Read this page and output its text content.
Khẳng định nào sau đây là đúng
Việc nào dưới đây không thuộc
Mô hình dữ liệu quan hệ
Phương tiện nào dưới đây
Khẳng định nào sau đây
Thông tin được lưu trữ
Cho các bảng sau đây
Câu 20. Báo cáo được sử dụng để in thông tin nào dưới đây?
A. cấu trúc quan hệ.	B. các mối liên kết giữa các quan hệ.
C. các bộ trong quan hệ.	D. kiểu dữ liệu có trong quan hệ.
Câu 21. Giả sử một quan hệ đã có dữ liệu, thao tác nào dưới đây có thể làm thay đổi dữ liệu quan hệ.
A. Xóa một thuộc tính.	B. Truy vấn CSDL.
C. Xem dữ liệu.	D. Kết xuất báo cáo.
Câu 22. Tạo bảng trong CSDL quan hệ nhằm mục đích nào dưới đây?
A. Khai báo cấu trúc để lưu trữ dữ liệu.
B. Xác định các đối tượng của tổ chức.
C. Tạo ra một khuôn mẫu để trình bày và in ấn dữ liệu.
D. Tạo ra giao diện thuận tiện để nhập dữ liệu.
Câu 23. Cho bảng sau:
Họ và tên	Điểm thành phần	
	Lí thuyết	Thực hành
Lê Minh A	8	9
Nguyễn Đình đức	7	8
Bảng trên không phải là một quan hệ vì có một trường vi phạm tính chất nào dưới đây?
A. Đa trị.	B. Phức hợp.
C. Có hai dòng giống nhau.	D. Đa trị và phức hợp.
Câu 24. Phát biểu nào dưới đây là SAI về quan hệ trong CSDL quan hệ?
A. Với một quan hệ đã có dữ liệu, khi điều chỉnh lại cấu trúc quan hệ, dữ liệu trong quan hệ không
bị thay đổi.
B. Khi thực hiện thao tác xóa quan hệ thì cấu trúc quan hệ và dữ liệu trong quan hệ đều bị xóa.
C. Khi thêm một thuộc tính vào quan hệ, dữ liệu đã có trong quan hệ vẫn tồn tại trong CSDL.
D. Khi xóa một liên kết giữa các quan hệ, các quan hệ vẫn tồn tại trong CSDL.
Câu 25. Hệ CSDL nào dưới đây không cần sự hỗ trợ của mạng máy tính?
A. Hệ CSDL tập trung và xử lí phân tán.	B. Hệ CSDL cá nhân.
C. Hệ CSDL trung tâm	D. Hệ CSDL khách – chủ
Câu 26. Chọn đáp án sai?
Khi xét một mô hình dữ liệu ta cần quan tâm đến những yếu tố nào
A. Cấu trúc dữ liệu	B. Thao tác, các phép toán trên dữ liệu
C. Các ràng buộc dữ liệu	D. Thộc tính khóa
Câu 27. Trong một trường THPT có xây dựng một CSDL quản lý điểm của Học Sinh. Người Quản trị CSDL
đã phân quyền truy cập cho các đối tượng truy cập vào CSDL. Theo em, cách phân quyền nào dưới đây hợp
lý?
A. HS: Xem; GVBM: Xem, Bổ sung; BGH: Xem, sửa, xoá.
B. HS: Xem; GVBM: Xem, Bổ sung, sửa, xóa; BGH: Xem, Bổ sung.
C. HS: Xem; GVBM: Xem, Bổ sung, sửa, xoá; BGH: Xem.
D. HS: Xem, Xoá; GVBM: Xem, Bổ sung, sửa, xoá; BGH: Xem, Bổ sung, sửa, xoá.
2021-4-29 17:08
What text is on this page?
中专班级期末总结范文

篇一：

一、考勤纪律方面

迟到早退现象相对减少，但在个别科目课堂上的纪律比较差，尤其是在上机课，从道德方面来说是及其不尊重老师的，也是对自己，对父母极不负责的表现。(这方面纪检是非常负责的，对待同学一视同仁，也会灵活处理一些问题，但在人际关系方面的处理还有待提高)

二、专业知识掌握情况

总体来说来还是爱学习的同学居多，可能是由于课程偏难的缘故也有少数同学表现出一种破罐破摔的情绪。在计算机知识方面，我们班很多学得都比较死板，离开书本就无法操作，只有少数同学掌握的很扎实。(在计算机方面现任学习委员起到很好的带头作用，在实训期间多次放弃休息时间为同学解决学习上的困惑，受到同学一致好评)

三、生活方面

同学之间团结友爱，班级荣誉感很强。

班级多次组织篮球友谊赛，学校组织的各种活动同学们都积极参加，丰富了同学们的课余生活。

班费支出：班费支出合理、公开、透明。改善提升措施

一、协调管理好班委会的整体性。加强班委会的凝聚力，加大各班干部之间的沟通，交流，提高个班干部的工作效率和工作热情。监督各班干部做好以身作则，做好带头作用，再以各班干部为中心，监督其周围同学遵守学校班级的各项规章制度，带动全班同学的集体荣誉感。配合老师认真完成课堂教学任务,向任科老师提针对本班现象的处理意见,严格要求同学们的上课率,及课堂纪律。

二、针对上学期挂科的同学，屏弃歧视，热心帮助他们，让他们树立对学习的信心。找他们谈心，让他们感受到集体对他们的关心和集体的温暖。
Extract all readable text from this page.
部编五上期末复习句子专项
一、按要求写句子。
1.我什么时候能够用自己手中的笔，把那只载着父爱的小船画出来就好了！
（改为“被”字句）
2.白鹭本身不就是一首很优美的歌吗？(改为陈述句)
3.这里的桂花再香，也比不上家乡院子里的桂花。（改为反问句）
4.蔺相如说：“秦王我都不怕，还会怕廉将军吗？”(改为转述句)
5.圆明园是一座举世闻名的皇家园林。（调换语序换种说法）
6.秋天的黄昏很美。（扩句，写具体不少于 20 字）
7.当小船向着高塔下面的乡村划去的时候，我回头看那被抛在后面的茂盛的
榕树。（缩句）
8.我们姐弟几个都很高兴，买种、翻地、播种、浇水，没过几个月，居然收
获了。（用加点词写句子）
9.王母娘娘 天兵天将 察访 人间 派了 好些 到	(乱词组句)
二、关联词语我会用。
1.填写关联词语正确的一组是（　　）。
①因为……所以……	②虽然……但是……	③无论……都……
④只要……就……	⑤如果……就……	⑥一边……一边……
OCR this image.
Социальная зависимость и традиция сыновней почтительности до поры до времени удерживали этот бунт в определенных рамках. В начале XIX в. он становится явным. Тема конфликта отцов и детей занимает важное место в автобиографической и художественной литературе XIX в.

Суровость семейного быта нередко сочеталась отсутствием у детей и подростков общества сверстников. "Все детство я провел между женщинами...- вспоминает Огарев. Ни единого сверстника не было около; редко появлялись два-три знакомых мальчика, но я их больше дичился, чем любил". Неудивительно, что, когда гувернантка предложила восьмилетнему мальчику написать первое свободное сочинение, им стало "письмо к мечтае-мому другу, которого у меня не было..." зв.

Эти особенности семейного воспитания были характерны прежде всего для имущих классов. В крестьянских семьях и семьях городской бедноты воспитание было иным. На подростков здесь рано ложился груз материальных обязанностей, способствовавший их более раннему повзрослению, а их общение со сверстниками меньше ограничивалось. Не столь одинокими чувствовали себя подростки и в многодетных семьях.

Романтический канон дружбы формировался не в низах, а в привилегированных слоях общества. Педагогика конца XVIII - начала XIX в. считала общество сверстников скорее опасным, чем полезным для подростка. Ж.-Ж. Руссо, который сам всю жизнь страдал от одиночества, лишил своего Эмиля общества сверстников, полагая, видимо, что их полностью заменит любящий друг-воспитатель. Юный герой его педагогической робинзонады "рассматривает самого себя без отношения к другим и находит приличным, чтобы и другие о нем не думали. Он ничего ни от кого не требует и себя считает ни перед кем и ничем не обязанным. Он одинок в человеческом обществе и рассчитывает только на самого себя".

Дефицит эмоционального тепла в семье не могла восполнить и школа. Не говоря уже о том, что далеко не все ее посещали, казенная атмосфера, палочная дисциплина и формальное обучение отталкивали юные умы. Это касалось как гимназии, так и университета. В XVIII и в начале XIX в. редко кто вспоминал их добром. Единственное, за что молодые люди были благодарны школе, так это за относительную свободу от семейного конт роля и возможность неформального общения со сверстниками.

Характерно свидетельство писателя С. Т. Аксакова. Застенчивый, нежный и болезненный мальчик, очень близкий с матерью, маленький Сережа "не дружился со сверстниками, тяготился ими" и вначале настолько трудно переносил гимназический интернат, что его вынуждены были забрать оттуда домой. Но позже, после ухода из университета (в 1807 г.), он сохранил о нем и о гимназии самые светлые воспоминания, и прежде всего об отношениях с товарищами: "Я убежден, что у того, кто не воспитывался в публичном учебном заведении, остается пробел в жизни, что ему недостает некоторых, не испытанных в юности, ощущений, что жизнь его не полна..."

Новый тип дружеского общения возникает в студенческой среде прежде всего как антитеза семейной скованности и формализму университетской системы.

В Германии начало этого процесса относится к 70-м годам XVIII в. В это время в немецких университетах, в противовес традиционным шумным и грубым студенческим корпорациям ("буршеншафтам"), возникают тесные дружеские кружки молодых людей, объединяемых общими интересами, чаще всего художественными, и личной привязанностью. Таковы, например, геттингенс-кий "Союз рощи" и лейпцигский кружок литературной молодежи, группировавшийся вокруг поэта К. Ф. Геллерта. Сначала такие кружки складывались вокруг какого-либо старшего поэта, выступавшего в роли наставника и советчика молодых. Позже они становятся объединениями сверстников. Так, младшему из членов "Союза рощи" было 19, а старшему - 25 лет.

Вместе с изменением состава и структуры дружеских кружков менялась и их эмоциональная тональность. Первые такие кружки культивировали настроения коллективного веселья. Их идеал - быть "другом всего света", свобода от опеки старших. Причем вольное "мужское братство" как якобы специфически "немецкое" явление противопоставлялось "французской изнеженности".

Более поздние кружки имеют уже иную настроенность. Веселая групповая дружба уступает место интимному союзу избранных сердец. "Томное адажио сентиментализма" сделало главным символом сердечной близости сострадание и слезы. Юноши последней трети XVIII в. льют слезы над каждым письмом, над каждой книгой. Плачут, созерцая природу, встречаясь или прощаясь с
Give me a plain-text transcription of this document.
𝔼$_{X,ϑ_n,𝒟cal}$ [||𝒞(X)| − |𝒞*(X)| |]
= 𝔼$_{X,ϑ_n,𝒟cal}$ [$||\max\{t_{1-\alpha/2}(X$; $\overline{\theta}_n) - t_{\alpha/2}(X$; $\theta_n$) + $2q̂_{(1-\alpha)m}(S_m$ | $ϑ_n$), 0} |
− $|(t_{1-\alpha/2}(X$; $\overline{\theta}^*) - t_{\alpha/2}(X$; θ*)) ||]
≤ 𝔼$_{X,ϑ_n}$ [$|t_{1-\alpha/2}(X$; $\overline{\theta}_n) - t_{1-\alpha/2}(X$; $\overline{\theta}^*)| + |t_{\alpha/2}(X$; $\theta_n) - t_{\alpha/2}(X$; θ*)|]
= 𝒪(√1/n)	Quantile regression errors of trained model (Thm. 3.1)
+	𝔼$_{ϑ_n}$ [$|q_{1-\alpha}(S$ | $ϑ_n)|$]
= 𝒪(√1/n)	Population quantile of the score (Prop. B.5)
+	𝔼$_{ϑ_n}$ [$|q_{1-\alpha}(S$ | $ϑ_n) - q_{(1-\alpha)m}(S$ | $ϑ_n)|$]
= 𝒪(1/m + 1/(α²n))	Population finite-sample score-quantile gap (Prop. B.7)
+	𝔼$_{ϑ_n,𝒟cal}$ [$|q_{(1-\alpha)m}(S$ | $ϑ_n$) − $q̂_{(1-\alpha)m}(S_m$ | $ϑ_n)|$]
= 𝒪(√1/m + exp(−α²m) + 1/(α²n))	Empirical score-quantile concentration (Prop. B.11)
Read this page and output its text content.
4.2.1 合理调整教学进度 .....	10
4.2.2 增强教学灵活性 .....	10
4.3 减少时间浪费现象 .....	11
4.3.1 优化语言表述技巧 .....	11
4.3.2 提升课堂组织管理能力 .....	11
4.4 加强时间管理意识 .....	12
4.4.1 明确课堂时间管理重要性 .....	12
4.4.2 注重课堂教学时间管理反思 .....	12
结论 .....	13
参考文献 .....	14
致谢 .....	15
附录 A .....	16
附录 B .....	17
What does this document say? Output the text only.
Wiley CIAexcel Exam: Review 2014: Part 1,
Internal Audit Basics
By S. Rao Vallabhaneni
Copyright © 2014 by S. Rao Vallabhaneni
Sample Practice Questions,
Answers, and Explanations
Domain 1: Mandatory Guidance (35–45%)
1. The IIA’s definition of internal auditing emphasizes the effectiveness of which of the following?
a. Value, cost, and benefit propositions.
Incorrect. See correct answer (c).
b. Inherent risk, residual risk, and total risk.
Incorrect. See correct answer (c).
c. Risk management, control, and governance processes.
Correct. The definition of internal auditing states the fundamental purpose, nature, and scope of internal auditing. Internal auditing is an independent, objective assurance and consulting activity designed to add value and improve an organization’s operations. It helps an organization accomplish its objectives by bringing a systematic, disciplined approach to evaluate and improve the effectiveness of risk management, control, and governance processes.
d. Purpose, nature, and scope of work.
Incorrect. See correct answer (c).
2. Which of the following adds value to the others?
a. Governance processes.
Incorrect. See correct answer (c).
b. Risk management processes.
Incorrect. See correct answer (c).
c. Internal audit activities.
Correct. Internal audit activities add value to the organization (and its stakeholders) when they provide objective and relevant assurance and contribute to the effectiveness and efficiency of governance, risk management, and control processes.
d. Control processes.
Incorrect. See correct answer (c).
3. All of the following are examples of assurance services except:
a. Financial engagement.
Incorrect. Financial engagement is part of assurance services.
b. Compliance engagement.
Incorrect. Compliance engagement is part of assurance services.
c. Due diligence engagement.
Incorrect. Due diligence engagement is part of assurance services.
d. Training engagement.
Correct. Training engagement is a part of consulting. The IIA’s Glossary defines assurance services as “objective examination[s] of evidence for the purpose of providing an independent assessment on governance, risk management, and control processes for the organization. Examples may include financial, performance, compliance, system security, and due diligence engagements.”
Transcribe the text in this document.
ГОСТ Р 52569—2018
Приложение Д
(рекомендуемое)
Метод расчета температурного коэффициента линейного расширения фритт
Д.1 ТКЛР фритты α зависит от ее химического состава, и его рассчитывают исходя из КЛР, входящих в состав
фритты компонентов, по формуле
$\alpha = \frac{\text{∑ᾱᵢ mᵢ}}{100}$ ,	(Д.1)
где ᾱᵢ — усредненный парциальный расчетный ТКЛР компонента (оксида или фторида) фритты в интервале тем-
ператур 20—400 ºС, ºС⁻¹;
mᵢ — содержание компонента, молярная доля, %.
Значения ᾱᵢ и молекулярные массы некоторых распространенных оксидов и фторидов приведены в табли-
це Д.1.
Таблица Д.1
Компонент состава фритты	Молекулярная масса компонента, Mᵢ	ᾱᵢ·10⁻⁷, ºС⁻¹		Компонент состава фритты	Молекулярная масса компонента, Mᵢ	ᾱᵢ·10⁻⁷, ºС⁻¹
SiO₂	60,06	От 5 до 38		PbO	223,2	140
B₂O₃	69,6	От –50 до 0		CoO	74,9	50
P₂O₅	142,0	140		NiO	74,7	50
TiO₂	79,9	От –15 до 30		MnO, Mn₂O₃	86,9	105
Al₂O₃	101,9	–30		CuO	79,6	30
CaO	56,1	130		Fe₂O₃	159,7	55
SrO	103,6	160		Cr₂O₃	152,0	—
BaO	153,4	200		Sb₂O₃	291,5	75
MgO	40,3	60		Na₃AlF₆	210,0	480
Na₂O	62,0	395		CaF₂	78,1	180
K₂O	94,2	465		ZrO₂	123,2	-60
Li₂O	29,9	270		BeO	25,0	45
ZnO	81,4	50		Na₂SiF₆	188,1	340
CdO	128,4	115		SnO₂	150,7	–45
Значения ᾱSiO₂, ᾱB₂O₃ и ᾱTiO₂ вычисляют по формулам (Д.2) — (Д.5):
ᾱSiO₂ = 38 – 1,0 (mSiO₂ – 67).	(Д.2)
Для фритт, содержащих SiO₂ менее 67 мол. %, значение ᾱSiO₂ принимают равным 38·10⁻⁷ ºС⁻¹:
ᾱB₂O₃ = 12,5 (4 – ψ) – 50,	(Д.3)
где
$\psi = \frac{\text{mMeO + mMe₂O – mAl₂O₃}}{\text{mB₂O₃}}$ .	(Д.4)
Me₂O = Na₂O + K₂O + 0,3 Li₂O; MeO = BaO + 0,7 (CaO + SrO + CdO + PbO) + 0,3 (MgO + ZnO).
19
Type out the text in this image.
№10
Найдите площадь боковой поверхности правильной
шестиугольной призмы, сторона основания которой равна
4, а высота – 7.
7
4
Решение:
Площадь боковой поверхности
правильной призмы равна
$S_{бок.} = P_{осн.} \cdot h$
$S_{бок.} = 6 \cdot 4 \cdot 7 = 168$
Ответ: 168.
━━━━
> **TASK REQUIREMENTS**
Pull out all lines containing the word "image" from the entries above.

> **WORKED ANSWER**
OCR this image.
Type out the text in this image.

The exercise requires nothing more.